- [Exercise instructions] Report the number of lines containing "постановления", with no other words.

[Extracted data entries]

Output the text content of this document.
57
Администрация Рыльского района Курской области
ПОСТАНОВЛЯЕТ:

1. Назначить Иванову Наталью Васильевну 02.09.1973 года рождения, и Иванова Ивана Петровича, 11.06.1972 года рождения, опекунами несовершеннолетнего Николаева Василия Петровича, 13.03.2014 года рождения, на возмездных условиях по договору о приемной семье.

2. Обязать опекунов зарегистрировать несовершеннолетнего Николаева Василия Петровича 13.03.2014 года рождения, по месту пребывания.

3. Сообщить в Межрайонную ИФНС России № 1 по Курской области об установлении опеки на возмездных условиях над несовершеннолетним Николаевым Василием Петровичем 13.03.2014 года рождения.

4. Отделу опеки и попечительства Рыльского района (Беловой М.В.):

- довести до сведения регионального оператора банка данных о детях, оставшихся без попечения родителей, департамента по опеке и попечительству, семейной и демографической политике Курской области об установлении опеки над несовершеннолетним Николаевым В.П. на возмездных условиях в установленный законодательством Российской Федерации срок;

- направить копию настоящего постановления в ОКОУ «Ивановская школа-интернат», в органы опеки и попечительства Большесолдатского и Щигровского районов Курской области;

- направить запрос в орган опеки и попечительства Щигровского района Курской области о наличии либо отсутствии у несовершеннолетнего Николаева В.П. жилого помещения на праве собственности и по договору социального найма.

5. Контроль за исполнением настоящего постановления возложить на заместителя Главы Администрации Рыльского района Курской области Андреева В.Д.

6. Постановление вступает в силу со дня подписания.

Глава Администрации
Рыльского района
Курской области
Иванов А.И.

- [Exercise output] 2